-- TASK STATEMENT --
Check each line of the data for "title" and select those that have it.

Extracted data entries
= = = = =

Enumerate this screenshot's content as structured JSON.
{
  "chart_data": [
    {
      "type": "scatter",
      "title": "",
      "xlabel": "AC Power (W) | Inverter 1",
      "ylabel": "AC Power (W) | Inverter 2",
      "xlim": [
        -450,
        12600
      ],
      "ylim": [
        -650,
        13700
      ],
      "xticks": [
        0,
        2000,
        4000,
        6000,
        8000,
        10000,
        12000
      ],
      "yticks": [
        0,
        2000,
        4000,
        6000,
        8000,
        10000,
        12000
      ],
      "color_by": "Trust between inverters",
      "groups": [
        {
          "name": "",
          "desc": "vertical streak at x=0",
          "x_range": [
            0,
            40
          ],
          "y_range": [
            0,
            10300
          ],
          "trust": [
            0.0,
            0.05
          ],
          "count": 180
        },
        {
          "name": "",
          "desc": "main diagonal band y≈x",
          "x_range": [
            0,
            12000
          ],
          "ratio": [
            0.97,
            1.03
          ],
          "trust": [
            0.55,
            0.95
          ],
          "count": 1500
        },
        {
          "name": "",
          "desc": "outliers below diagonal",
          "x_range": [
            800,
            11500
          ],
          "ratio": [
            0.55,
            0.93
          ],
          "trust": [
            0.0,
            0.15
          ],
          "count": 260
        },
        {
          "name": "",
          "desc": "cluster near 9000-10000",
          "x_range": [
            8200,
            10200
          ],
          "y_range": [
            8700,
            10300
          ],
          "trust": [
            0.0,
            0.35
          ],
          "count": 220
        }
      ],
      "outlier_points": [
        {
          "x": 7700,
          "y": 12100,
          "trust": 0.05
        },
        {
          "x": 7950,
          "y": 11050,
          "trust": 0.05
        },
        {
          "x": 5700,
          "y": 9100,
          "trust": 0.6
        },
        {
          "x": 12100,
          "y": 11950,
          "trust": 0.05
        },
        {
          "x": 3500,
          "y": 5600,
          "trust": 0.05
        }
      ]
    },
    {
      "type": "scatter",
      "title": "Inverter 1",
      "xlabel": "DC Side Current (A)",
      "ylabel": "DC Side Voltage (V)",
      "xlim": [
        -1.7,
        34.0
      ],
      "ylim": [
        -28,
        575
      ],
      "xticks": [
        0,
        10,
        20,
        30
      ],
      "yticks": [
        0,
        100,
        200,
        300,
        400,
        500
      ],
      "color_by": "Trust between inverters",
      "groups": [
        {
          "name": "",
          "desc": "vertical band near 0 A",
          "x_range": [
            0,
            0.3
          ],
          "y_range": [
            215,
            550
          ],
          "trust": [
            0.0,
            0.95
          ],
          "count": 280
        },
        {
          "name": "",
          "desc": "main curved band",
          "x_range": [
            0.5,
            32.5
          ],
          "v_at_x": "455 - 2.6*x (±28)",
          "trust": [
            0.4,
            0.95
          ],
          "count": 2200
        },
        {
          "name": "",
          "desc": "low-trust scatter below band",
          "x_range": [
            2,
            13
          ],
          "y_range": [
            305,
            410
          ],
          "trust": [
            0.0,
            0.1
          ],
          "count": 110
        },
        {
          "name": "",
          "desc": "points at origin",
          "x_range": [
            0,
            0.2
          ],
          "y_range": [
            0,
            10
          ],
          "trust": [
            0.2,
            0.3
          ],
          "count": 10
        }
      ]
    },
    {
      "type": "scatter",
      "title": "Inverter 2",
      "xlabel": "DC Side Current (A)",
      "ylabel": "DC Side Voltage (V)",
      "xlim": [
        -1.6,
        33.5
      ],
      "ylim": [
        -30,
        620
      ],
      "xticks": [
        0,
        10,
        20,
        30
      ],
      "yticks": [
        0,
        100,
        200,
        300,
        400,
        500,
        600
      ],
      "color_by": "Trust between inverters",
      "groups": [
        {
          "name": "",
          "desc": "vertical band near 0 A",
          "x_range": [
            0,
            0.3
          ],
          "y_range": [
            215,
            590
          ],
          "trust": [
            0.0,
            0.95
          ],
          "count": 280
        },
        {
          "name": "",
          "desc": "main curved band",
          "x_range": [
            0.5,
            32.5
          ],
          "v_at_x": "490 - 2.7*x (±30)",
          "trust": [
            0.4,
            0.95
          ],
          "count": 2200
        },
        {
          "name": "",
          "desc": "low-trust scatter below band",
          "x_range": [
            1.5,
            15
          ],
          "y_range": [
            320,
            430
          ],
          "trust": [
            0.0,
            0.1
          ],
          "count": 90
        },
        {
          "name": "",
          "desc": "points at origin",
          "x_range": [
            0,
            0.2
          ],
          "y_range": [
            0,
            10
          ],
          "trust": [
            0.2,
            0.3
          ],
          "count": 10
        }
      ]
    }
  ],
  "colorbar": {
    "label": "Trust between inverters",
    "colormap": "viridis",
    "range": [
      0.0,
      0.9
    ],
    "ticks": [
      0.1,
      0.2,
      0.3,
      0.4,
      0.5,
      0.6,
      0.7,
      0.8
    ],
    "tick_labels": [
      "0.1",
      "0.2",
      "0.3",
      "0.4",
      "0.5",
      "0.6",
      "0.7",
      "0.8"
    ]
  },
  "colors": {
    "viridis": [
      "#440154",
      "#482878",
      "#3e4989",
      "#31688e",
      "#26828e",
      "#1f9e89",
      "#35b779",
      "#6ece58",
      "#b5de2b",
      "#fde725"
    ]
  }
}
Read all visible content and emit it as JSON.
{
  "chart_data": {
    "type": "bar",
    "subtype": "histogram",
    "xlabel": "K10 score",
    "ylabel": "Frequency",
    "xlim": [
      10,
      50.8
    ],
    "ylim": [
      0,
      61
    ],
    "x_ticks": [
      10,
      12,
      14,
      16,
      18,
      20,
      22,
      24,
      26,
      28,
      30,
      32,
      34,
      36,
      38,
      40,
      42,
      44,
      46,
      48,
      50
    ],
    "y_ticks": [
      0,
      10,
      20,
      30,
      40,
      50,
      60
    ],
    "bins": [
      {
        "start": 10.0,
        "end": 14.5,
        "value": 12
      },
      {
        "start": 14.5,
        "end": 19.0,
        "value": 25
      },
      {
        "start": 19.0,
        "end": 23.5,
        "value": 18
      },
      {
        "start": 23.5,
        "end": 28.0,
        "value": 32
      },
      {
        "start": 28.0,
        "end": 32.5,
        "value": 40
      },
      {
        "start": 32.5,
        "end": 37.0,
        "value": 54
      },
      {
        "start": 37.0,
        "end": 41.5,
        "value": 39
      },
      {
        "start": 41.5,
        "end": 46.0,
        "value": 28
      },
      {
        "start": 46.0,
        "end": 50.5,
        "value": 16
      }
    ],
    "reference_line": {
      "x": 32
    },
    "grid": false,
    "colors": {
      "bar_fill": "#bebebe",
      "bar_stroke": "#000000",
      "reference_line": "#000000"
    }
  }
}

= = = = =

-- TASK RESPONSE --
      "title": "",
      "title": "Inverter 1",
      "title": "Inverter 2",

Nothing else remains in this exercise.